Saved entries
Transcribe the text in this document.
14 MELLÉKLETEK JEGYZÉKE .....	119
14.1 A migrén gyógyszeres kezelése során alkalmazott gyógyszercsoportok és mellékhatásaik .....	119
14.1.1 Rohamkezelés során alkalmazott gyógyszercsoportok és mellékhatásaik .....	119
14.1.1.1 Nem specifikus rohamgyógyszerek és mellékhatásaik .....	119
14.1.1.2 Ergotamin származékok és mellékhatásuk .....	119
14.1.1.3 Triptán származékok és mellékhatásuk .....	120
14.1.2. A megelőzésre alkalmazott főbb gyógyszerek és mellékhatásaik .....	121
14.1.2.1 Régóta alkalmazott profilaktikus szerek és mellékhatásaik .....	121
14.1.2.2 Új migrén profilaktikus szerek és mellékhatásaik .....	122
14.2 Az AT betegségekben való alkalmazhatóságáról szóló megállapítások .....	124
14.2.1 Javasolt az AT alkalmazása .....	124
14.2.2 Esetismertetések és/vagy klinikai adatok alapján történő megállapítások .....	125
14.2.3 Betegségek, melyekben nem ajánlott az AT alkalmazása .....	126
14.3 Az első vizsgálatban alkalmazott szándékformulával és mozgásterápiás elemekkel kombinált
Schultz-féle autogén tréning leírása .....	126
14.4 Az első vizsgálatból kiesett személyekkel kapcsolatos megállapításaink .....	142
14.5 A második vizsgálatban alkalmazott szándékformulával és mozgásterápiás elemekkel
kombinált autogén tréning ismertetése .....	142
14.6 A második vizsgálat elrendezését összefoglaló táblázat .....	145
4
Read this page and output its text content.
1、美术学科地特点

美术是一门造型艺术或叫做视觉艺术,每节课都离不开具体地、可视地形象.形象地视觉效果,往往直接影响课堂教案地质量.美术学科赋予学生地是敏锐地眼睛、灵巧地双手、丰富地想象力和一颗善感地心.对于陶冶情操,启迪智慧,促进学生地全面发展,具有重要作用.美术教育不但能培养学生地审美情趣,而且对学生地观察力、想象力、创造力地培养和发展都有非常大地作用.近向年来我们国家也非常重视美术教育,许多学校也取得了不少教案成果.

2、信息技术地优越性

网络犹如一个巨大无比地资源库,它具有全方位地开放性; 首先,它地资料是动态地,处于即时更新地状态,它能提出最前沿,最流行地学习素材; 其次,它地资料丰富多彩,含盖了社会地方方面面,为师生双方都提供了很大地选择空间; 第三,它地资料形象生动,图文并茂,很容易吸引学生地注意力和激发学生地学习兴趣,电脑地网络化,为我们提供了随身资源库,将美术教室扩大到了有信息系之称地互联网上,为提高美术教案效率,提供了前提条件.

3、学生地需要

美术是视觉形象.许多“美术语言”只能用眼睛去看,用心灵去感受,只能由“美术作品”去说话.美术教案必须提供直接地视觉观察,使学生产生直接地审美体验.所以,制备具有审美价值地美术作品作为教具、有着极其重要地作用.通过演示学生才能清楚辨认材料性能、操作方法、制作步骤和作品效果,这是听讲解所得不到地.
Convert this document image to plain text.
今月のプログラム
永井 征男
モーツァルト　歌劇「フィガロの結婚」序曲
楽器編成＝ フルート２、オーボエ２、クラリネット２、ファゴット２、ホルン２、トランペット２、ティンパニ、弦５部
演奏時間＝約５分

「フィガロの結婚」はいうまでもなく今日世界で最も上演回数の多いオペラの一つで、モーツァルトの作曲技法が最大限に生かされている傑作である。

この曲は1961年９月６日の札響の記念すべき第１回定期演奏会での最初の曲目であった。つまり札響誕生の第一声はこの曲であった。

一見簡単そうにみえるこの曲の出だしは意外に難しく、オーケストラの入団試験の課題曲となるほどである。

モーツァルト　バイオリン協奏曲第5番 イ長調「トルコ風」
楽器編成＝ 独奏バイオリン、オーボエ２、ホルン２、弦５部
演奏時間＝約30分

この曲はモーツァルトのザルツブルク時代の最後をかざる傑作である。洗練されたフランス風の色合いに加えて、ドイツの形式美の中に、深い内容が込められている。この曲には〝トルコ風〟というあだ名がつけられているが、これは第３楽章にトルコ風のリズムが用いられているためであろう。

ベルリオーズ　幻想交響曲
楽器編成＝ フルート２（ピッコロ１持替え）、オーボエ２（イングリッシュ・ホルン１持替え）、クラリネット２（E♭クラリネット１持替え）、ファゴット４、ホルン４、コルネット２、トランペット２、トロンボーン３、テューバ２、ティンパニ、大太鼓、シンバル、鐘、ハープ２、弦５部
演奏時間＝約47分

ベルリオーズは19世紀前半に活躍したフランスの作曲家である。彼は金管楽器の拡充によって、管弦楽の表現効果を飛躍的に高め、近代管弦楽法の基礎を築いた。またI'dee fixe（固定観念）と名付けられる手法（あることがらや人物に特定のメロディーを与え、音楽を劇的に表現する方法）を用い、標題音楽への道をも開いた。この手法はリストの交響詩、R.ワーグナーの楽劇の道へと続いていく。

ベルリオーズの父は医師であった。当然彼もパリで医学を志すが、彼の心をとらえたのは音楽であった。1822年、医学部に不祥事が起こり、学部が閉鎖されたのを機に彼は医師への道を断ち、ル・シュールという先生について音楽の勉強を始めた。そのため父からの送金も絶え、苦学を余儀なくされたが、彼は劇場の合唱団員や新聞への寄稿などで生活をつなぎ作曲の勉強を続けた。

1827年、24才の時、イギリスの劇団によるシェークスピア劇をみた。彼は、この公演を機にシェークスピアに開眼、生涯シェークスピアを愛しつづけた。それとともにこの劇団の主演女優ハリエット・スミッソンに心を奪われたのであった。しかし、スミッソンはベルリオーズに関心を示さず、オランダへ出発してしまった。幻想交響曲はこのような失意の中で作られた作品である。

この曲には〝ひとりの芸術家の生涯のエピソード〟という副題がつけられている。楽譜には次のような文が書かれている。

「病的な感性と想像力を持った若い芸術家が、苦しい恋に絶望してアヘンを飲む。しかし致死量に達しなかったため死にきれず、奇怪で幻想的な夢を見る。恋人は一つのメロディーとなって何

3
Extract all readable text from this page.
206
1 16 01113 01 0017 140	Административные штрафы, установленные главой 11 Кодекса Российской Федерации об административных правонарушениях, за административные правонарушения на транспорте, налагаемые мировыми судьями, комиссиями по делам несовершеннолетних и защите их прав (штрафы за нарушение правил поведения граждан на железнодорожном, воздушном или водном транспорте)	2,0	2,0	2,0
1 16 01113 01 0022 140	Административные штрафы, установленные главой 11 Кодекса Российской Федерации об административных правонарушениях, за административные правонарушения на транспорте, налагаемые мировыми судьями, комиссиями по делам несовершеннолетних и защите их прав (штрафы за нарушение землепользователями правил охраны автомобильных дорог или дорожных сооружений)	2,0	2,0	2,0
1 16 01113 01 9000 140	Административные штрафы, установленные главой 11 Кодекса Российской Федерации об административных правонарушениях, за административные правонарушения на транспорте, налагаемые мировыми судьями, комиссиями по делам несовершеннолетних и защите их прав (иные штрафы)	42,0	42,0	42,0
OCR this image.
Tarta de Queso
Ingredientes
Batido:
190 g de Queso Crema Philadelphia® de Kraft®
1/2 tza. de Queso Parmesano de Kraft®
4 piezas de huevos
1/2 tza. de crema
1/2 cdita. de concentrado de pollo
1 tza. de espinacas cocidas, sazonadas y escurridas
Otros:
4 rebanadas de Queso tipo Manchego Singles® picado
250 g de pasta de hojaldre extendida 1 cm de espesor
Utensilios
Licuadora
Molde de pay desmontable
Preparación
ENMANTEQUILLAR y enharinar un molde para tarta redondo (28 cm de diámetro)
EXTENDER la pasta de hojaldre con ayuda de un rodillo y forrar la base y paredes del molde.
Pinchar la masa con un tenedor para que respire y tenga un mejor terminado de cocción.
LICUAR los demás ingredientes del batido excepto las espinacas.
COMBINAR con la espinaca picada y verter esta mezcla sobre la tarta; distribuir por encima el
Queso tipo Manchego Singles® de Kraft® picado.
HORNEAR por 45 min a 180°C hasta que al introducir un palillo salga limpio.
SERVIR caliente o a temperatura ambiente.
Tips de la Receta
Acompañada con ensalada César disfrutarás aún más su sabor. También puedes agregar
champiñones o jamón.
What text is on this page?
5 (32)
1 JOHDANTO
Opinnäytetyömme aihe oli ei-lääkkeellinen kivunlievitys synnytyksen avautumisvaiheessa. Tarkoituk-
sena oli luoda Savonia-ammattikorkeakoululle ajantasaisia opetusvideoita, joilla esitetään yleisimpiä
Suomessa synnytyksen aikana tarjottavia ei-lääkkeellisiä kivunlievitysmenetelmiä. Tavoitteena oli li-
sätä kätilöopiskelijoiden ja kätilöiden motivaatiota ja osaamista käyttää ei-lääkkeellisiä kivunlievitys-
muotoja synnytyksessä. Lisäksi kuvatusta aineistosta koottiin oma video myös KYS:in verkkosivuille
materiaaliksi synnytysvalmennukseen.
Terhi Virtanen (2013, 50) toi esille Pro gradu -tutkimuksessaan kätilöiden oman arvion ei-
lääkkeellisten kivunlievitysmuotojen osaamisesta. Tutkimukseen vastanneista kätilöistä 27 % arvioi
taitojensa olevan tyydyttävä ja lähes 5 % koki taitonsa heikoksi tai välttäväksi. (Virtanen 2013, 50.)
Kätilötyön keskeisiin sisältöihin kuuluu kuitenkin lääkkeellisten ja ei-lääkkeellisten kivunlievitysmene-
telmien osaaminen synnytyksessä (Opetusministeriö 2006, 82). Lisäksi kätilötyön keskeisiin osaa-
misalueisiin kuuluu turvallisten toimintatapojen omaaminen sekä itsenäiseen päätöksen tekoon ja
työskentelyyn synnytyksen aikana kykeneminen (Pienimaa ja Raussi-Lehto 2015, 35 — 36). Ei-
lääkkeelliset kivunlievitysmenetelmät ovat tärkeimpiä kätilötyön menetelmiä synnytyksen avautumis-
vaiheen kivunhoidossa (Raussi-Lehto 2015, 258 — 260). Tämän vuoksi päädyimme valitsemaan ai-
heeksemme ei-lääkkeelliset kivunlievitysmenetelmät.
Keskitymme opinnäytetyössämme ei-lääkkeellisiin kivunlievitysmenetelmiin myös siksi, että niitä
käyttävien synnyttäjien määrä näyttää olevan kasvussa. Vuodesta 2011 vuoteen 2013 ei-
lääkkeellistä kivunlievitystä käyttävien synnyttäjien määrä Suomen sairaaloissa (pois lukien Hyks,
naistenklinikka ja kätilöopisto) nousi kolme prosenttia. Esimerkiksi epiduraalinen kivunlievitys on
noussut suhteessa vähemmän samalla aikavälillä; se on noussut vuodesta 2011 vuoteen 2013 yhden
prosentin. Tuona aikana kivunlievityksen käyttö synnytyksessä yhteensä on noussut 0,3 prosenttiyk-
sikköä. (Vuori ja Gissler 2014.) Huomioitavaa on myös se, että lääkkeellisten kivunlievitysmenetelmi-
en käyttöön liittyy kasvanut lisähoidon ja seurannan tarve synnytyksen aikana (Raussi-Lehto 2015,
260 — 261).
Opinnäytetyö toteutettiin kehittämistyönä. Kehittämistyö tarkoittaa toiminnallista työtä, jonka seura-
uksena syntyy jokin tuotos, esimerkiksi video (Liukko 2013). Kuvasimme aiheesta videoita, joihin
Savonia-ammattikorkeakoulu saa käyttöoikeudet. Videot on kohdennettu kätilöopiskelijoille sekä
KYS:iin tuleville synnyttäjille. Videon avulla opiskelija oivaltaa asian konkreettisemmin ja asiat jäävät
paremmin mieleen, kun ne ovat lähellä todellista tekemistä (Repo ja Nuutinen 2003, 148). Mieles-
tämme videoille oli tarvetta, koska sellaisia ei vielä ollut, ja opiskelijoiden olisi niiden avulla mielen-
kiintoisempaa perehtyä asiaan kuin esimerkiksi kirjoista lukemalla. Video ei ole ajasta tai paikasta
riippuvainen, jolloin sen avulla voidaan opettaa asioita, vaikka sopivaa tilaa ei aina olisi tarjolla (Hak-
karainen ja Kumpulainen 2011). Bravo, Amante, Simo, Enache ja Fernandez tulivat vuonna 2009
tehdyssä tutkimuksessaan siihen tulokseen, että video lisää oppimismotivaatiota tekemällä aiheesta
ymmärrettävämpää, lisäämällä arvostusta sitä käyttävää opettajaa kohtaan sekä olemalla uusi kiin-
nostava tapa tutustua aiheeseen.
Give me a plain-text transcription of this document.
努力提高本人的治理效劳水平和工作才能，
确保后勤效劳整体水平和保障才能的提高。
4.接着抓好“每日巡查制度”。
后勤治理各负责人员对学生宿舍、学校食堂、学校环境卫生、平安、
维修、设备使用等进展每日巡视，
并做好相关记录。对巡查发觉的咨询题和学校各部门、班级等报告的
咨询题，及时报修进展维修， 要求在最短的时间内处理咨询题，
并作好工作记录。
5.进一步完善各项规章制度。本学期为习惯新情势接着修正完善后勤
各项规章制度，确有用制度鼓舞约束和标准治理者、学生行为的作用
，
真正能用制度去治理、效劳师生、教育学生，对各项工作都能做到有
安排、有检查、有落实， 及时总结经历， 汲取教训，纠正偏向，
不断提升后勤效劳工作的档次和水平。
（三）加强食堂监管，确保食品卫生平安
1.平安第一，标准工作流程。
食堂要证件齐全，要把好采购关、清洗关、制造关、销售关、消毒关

WRITTEN REQUEST: Find every line that holds "gyógyszercsoportok" and copy it.

COMPLETED EXERCISE:
14.1 A migrén gyógyszeres kezelése során alkalmazott gyógyszercsoportok és mellékhatásaik .....	119
14.1.1 Rohamkezelés során alkalmazott gyógyszercsoportok és mellékhatásaik .....	119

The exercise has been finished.